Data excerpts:
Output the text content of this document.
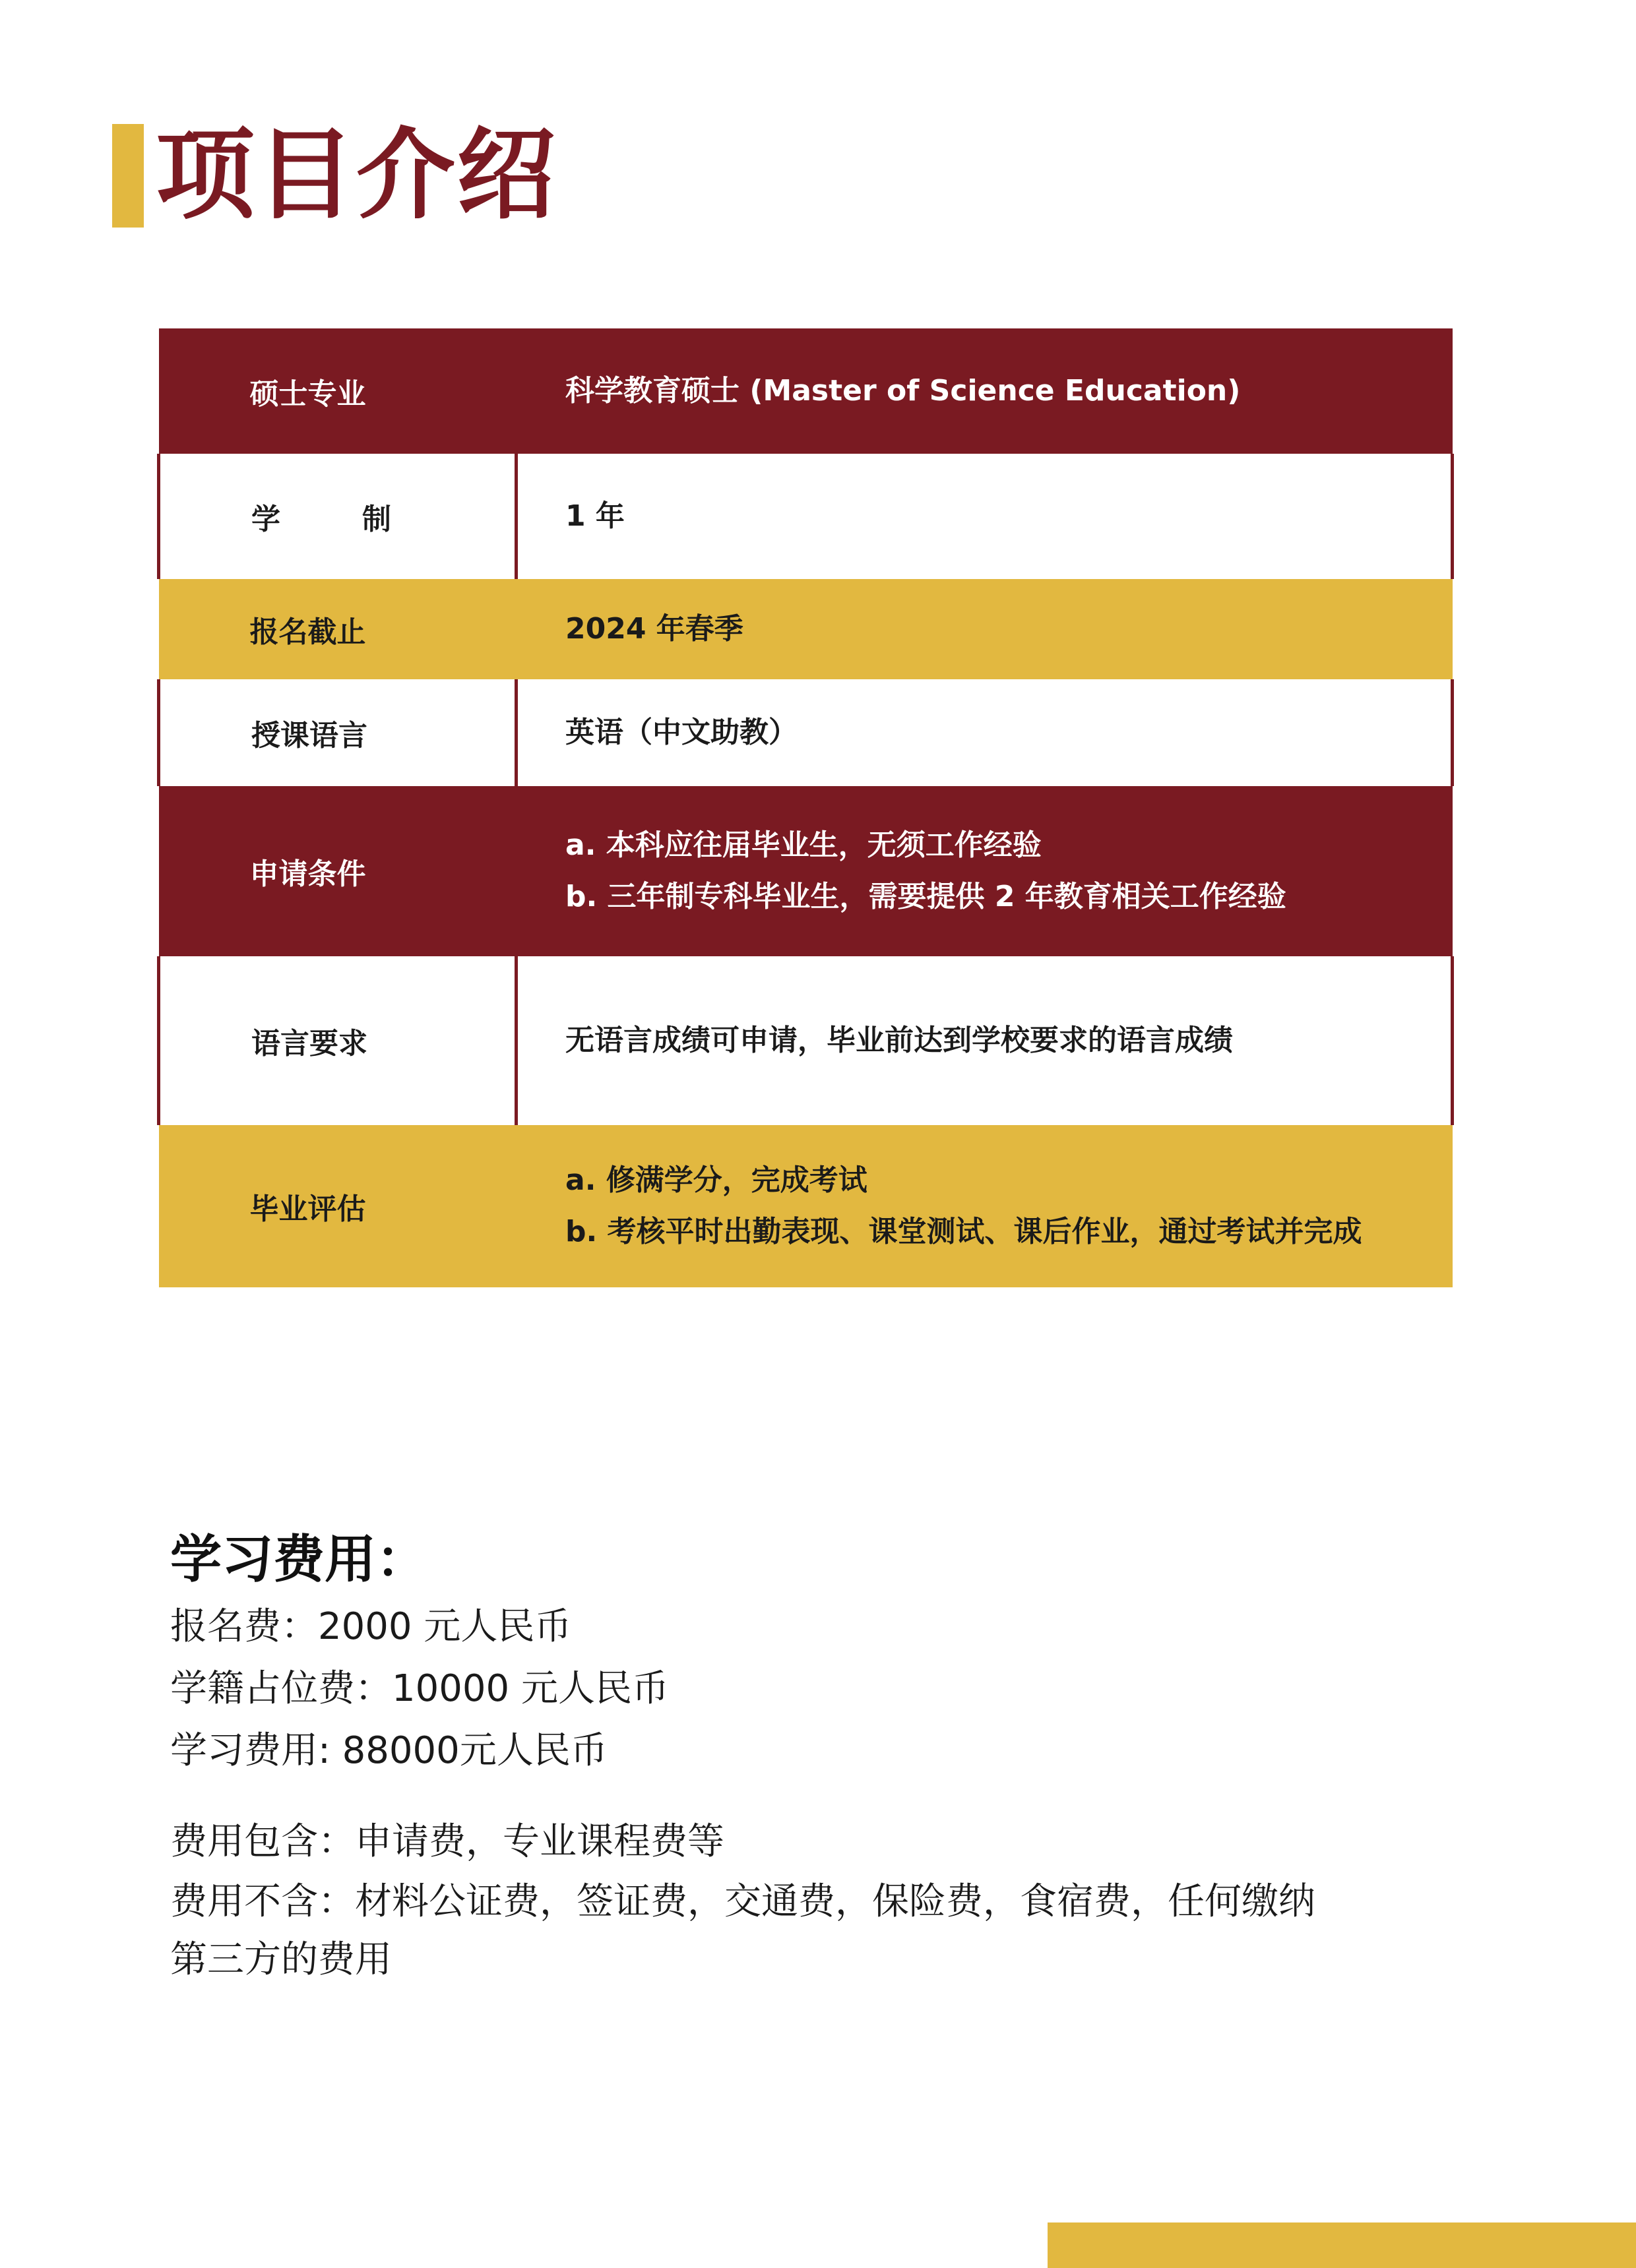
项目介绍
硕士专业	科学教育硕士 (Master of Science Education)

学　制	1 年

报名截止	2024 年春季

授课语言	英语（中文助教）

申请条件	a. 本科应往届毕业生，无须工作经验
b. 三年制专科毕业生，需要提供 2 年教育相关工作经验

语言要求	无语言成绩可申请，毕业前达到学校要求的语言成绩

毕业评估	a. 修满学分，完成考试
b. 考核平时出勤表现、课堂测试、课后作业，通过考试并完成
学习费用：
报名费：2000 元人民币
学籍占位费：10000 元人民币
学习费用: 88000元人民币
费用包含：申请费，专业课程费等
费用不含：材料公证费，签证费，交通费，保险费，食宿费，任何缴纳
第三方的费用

---

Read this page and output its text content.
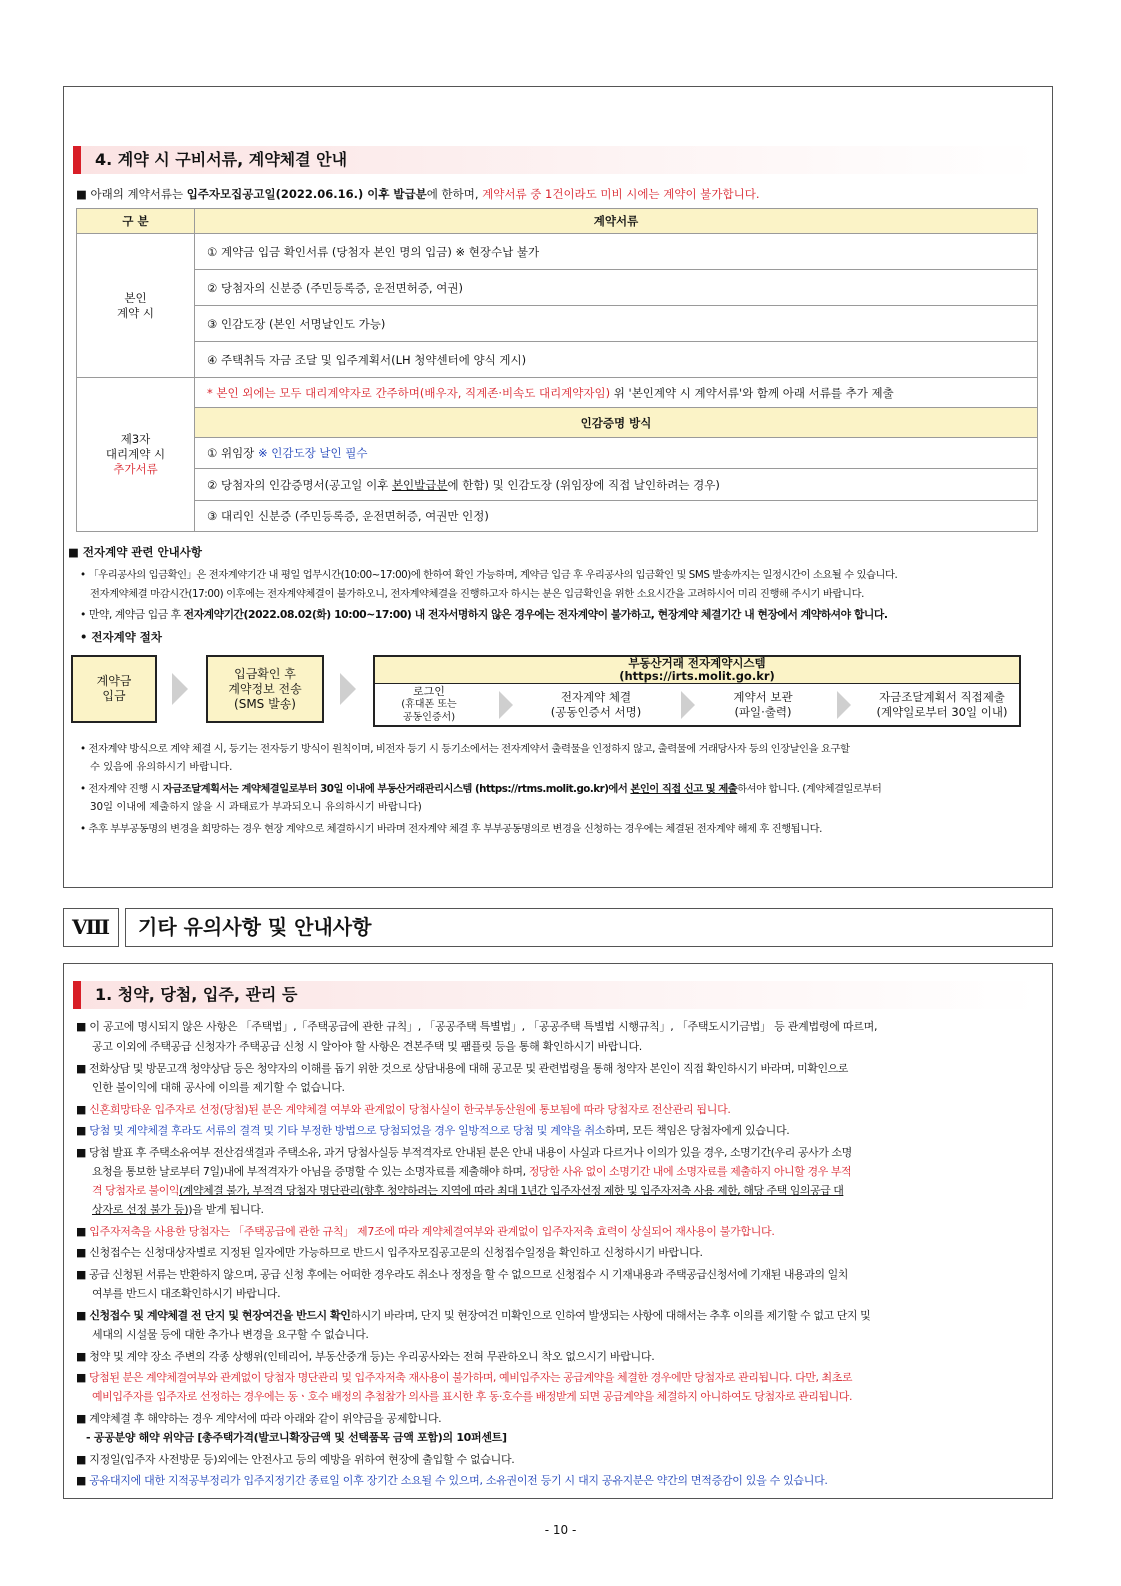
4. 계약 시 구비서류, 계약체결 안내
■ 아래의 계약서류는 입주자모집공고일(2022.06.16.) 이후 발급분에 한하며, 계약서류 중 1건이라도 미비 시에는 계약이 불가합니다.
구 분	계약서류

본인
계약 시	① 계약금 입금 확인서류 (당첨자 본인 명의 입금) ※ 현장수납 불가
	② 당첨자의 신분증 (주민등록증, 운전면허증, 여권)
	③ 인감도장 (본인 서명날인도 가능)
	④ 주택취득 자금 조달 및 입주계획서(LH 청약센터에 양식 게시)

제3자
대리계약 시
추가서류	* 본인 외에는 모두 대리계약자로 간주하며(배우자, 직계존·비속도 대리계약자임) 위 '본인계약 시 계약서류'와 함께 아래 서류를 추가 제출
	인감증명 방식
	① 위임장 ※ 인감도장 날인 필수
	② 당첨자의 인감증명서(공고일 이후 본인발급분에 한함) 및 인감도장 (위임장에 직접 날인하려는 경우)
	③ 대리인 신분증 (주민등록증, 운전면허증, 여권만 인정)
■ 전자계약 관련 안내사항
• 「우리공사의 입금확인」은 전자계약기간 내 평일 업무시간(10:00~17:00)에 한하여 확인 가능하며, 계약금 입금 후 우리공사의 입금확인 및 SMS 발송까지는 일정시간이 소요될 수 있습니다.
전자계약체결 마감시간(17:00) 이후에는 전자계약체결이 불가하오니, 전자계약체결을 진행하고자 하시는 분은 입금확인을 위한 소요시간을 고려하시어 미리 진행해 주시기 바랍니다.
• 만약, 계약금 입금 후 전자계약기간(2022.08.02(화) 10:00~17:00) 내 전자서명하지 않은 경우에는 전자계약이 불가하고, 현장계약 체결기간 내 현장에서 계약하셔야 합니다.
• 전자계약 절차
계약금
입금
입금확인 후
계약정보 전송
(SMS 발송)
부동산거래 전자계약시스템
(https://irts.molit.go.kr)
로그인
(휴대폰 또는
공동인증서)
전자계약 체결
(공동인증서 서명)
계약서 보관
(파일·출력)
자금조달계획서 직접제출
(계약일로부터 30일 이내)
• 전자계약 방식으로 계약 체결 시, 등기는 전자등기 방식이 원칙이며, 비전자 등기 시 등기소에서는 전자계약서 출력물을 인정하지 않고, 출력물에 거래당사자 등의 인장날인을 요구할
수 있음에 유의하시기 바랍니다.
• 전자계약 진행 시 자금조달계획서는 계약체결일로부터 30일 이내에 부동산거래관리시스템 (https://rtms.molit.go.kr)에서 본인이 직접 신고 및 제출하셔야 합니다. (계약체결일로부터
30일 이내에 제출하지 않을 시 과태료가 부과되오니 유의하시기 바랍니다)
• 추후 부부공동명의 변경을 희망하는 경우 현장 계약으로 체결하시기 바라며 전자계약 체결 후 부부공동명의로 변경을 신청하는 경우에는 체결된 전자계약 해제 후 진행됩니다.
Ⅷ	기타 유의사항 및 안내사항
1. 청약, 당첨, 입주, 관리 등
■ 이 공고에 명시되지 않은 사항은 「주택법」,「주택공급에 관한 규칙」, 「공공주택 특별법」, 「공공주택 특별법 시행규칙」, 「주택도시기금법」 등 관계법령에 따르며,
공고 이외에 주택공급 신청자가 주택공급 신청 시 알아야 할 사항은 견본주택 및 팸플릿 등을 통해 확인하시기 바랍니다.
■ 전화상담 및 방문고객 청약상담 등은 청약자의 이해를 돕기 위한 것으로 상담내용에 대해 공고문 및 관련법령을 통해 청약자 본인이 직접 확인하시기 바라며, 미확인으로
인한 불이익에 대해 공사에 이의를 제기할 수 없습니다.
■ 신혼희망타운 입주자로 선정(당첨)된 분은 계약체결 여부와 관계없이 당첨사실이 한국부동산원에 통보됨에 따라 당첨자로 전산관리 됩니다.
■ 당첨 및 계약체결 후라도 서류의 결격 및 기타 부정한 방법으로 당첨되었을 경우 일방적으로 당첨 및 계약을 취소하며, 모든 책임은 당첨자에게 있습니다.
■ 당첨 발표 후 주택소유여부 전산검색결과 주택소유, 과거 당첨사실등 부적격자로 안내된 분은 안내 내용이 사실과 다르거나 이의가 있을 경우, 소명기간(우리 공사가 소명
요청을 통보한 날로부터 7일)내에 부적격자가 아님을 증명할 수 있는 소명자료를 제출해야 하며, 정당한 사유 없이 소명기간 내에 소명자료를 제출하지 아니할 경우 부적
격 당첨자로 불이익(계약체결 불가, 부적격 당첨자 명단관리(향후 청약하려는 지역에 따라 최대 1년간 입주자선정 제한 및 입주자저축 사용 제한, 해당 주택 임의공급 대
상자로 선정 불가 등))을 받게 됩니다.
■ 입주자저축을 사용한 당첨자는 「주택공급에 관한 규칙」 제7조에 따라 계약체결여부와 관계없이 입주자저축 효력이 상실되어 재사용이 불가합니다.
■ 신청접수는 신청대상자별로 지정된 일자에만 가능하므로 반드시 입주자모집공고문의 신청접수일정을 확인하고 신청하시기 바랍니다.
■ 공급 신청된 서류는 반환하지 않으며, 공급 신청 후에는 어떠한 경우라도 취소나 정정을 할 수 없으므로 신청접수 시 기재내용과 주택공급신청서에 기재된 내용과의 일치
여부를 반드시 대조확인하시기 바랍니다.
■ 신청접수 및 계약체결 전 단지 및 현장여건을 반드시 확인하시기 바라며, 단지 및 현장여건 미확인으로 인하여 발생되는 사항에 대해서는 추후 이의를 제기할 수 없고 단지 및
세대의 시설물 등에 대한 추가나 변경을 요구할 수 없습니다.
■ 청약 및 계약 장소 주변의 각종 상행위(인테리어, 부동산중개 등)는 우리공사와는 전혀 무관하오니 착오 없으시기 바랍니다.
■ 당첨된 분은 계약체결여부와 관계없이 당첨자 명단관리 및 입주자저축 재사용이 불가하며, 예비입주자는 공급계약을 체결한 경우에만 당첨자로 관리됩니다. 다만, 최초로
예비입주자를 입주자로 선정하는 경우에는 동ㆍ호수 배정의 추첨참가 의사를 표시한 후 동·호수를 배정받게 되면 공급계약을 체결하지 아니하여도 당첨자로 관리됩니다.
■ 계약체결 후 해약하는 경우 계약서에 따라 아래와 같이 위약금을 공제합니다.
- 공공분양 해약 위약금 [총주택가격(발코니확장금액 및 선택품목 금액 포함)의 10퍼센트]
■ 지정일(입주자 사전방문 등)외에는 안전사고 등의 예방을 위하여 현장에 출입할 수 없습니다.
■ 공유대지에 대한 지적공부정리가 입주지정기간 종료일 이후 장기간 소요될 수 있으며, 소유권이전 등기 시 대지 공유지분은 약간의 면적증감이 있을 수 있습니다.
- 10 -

* Task brief:
Copy out each line of the data containing the string "불가합니다".

* Reply:
■ 아래의 계약서류는 입주자모집공고일(2022.06.16.) 이후 발급분에 한하며, 계약서류 중 1건이라도 미비 시에는 계약이 불가합니다.
■ 입주자저축을 사용한 당첨자는 「주택공급에 관한 규칙」 제7조에 따라 계약체결여부와 관계없이 입주자저축 효력이 상실되어 재사용이 불가합니다.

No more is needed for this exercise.